▶ [EXERCISE DESCRIPTION] Search the listing for "Ledger" and copy every line where it appears.

>> start AVAILABLE DATA

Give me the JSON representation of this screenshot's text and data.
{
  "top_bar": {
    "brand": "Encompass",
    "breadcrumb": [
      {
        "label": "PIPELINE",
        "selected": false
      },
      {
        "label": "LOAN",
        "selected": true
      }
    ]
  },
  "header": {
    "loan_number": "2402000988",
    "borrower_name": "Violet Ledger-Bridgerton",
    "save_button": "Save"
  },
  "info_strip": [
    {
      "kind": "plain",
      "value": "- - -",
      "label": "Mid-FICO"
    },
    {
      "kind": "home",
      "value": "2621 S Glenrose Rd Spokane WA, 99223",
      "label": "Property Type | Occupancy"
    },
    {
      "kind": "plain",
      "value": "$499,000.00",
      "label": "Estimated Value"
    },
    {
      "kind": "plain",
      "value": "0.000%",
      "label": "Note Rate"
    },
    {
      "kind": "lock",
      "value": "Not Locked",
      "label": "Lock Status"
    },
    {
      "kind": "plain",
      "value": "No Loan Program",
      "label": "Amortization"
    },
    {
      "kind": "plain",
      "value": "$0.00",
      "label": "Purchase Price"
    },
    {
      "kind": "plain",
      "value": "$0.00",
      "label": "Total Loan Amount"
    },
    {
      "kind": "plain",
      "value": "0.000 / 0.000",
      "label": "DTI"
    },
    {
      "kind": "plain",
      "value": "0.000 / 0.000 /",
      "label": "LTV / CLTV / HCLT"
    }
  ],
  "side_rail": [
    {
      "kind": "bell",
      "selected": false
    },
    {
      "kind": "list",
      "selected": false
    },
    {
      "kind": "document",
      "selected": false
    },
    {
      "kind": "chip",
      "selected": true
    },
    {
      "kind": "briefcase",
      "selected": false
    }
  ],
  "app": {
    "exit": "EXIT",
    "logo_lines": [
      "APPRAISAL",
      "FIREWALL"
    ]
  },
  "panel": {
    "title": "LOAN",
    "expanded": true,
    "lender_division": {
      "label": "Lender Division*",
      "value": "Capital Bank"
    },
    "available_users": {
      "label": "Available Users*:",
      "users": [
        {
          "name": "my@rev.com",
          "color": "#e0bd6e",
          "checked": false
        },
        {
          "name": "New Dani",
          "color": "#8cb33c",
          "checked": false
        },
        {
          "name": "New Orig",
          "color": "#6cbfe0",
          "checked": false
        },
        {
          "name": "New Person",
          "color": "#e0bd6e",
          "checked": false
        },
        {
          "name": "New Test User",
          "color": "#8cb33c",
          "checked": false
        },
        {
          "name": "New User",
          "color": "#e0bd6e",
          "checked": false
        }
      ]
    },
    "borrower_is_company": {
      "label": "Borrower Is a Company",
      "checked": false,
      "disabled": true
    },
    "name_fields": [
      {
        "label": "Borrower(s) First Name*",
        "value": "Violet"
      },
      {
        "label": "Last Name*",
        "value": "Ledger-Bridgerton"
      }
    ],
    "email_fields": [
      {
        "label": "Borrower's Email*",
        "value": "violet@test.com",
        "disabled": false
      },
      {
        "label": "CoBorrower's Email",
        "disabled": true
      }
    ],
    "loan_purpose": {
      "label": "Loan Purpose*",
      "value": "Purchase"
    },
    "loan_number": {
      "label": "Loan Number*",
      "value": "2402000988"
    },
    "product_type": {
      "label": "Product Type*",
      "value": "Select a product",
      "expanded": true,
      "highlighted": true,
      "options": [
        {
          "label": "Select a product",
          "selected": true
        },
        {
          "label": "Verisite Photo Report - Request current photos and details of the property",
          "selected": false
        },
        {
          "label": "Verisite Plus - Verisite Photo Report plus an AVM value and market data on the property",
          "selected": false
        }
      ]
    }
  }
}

>> end AVAILABLE DATA
>> start AVAILABLE DATA

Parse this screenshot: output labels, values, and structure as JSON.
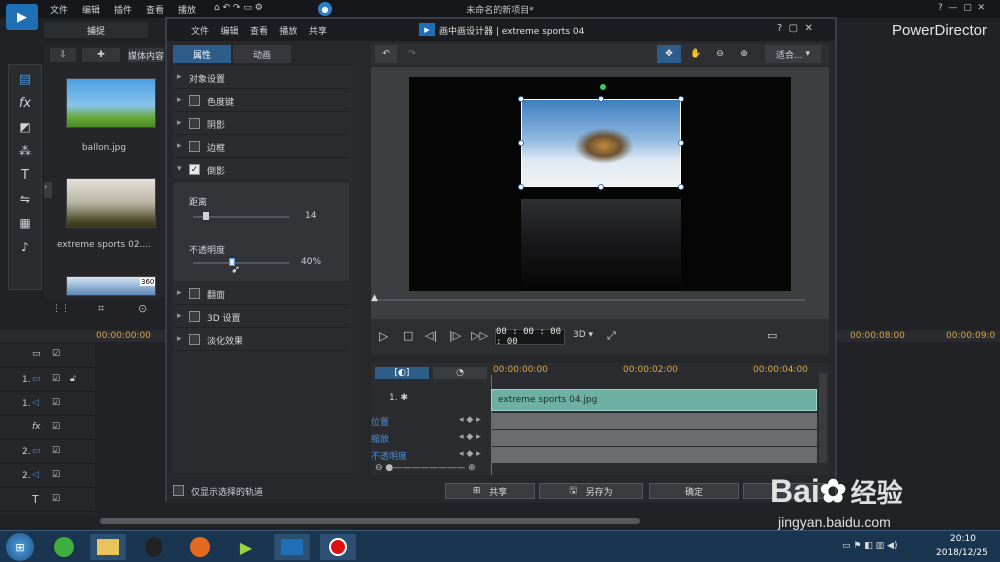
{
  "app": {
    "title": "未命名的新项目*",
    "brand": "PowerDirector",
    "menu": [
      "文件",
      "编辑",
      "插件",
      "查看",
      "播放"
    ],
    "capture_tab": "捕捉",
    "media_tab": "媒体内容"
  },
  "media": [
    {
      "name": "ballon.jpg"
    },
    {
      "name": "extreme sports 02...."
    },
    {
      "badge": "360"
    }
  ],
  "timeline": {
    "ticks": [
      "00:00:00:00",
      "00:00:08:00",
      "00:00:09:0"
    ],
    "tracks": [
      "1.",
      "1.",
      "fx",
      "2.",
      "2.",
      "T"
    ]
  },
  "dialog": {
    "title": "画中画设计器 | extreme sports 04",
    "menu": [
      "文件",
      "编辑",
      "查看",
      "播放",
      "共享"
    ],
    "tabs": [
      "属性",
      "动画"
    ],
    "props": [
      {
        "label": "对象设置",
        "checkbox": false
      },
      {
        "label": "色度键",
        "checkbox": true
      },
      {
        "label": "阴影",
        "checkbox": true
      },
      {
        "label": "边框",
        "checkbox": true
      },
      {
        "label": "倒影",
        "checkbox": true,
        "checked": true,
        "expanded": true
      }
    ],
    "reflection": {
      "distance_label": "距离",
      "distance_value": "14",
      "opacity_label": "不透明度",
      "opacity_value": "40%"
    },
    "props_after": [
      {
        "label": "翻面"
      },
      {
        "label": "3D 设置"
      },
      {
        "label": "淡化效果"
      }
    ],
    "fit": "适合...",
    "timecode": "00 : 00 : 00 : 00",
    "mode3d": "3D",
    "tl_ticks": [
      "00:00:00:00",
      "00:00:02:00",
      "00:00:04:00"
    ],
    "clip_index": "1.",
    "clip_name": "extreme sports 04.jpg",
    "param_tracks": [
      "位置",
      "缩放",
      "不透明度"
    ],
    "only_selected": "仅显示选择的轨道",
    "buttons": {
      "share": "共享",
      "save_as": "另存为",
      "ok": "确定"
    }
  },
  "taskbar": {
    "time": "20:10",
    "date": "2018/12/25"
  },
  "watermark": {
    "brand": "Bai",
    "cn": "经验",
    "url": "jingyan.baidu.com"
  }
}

>> end AVAILABLE DATA
>> start AVAILABLE DATA

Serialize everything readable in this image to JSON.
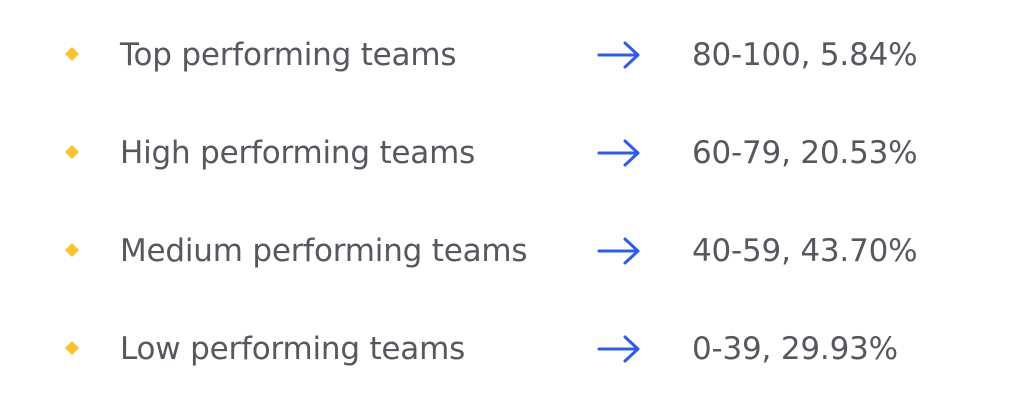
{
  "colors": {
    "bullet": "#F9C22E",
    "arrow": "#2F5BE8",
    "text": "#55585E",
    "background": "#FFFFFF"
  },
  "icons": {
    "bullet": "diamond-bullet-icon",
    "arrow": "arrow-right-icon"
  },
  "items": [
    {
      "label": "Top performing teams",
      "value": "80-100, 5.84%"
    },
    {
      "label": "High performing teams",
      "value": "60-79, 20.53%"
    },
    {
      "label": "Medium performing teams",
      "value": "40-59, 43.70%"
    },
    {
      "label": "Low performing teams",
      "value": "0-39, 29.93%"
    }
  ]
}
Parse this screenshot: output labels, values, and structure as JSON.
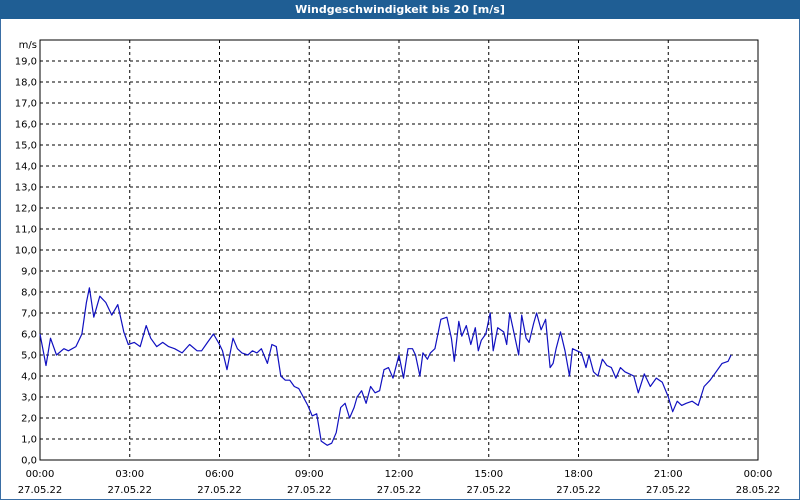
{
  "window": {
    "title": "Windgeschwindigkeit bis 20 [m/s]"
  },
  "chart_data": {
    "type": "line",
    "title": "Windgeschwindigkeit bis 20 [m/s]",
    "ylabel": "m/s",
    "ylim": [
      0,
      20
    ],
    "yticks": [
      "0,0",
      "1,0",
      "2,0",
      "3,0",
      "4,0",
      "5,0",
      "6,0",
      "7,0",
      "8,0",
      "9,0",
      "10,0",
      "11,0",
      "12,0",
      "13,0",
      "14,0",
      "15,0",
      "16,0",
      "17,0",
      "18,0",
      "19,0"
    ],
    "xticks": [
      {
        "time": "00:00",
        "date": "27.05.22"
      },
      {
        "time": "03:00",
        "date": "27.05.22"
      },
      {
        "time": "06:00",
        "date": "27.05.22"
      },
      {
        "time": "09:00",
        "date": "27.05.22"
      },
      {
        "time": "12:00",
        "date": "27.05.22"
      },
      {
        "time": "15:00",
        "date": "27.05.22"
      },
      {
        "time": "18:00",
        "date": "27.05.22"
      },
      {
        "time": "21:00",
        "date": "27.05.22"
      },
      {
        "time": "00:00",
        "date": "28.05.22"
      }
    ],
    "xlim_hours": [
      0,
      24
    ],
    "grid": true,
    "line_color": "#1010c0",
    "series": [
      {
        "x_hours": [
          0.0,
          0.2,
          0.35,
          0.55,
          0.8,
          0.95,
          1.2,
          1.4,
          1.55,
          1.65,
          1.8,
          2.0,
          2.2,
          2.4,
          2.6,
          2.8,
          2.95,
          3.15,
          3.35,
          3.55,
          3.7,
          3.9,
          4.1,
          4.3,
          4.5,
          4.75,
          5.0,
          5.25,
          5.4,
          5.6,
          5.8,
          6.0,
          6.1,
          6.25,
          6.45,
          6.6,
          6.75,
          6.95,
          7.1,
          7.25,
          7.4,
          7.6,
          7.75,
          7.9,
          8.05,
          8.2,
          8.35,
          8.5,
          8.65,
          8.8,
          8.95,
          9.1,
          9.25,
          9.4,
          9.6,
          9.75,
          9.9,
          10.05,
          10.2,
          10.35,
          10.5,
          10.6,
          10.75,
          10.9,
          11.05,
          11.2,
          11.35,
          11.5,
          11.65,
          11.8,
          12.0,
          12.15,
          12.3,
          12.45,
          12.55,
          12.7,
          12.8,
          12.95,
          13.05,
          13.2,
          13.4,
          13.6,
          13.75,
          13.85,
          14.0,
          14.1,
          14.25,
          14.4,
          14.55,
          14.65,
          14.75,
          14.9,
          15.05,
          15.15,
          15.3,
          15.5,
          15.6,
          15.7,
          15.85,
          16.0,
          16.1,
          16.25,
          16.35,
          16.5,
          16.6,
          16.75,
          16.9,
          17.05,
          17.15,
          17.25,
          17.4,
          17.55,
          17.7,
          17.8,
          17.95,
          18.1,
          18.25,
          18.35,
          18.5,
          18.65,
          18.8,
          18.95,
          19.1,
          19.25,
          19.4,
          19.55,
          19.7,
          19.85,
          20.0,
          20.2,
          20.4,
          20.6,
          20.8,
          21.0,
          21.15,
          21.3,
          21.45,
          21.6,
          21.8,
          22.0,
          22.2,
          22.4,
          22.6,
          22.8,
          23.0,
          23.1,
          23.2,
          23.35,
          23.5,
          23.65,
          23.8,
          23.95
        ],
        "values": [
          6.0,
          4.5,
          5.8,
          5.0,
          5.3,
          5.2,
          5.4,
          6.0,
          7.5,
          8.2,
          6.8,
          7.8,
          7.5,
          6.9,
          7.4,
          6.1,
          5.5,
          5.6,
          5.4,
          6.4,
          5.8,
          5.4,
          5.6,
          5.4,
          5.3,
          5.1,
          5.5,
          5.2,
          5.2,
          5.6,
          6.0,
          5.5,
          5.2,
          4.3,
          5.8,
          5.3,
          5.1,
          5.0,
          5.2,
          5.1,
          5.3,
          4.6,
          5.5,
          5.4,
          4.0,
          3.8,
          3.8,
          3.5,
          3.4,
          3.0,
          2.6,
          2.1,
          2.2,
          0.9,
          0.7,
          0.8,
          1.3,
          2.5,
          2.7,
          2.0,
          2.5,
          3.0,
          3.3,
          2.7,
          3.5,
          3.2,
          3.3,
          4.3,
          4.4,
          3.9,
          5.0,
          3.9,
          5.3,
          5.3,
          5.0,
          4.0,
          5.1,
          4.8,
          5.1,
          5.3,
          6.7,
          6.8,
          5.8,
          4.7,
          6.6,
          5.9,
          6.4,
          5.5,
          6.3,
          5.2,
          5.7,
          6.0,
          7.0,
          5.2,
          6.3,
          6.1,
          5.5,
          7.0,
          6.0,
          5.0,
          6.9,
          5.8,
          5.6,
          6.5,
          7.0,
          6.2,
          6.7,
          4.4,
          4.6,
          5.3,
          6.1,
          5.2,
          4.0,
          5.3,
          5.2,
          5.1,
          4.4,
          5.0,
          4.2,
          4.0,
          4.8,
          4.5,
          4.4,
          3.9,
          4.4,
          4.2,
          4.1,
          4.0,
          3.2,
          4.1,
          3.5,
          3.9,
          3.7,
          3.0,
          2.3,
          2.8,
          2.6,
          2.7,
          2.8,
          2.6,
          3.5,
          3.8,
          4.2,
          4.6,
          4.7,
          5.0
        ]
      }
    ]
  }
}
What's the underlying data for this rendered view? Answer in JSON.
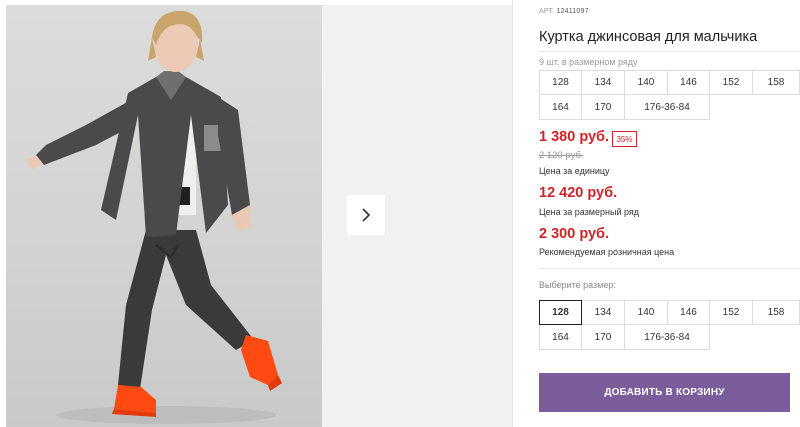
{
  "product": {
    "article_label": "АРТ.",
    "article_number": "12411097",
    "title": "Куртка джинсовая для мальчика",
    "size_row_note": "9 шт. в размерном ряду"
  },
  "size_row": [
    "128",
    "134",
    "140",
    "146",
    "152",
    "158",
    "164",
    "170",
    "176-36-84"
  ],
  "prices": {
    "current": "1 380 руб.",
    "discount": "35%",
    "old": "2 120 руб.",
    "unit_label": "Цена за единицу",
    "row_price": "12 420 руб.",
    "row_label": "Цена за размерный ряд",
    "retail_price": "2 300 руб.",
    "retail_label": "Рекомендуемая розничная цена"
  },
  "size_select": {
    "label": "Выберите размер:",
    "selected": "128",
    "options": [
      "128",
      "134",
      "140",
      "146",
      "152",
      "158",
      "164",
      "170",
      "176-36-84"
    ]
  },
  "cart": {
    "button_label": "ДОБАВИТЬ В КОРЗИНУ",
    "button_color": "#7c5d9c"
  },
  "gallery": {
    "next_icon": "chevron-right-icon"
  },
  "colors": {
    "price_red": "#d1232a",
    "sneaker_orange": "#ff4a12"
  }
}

>> end AVAILABLE DATA

▶ [EXPECTED OUTPUT]
    "borrower_name": "Violet Ledger-Bridgerton",
        "value": "Ledger-Bridgerton"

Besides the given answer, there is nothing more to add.